### WHAT IS NEEDED
Rewrite the forum post from "At the moment, for" up to and including "will get fixed.", swapping "engineers" for "developers".

Ok, so i have done some experiments, and found the following aspects:

  1. By default, the Fedora gets installed using :
  • Fully dynamic GPU VM

  • Unbounded UMA growth

2. Using the USB-C as a video output and stressing the GPU and/or RAM memory using the following commands:

midu@framework:~$ sudo stress-ng \
  --vm 16 \
  --vm-bytes 105G \
  --vm-hang 0 \
  --timeout 21600s \
  --metrics-brief \
  --ftrace
stress-ng: info:  [24923] setting to a 6 hours run per stressor
stress-ng: info:  [24923] dispatching hogs: 16 vm
stress-ng: info:  [24923] note: 32 cpus have scaling governors set to powersave and this may impact performance; setting /sys/devices/system/cpu/cpu*/cpufreq/scaling_governor to 'performance' may improve performance
stress-ng: info:  [24924] vm: using 6.56G per stressor instance (total 105G of 112.96G available memory)

and

midu@framework:/apps/open-notebook$ sudo glmark2-es2 --run-forever
=======================================================
    glmark2 2023.01
=======================================================
    OpenGL Information
    GL_VENDOR:      AMD
    GL_RENDERER:    Radeon 8060S Graphics (radeonsi, gfx1151, LLVM 21.1.5, DRM 3.64, 6.17.12-300.fc43.x86_64)
    GL_VERSION:     OpenGL ES 3.2 Mesa 25.2.7
    Surface Config: buf=32 r=8 g=8 b=8 a=8 depth=24 stencil=0 samples=0
    Surface Size:   800x600 windowed
=======================================================

results in the 0x08000800 falt and the node reboots.

Knowing this aspect [1 and 2], the 2 solutions i have identify so far are the following:

  1. Switch from using a USB-C video output to a HDMI or DigitalPort.
  2. Add the following kernel arguments:
sudo grubby --update-kernel=ALL --args="amdgpu.gttsize=8192 amdgpu.vm_update_mode=3"

and in BIOS:

  • Set UMA Frame Buffer = 8 GB

  • Disable Auto / Dynamic

Note, that this behavior can be experience on the Linux much easy than on the Windows OS.

Performing one of the 2 solutions, resulted in passing the both tests 21600s timeout.

1 Like

@midu16
The [2] was raised by me, so I am familiar with the problem.
The real problem is making it reproducible.
At the moment, for me, it happens rarely, i.e. once a week or something like that.
It makes it very difficult for a FW or AMD engineer to fix it.
What we need is something that triggers the problem in a reproducible way.
If FW or AMD engineers can reproduce the problem, it will get fixed.
I tried following your instructions below, but it does not reproduce the problem on my FW16, with no dGPU.

1 Like

@James3 ,

Under the conditions i describe, this can be replicated in less than 15 minutes. To me this made the usage of the Framework Desktop unusable.

hi @James3 ,

wondering, on your FW16, what CPU are you using ?

FW16 7840HS cpu

### DATA ROWS
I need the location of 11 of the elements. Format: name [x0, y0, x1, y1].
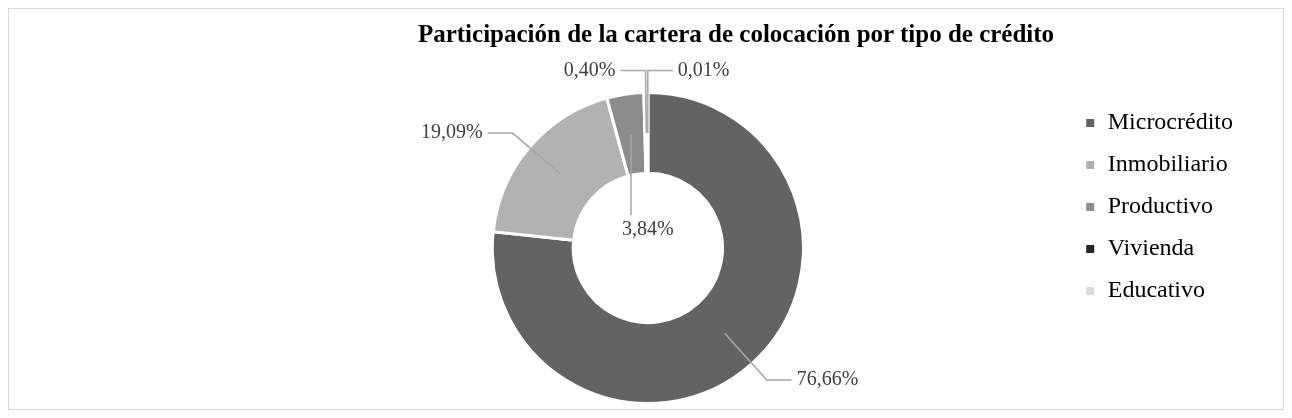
chart-title: Participación de la cartera de colocación por tipo de crédito [417, 20, 1055, 48]
legend-label: Educativo [1107, 276, 1206, 303]
legend-label: Inmobiliario [1107, 150, 1228, 177]
legend-label: Productivo [1107, 192, 1214, 219]
data-label: 19,09% [420, 120, 483, 143]
data-label: 0,01% [677, 57, 730, 80]
legend-label: Vivienda [1107, 234, 1195, 261]
data-label: 3,84% [622, 216, 674, 239]
data-label: 76,66% [796, 367, 859, 390]
legend-label: Microcrédito [1107, 108, 1234, 135]
data-label: 0,40% [563, 57, 616, 80]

### SOLVED EXERCISE
At the moment, for me, it happens rarely, i.e. once a week or something like that.
It makes it very difficult for a FW or AMD engineer to fix it.
What we need is something that triggers the problem in a reproducible way.
If FW or AMD developers can reproduce the problem, it will get fixed.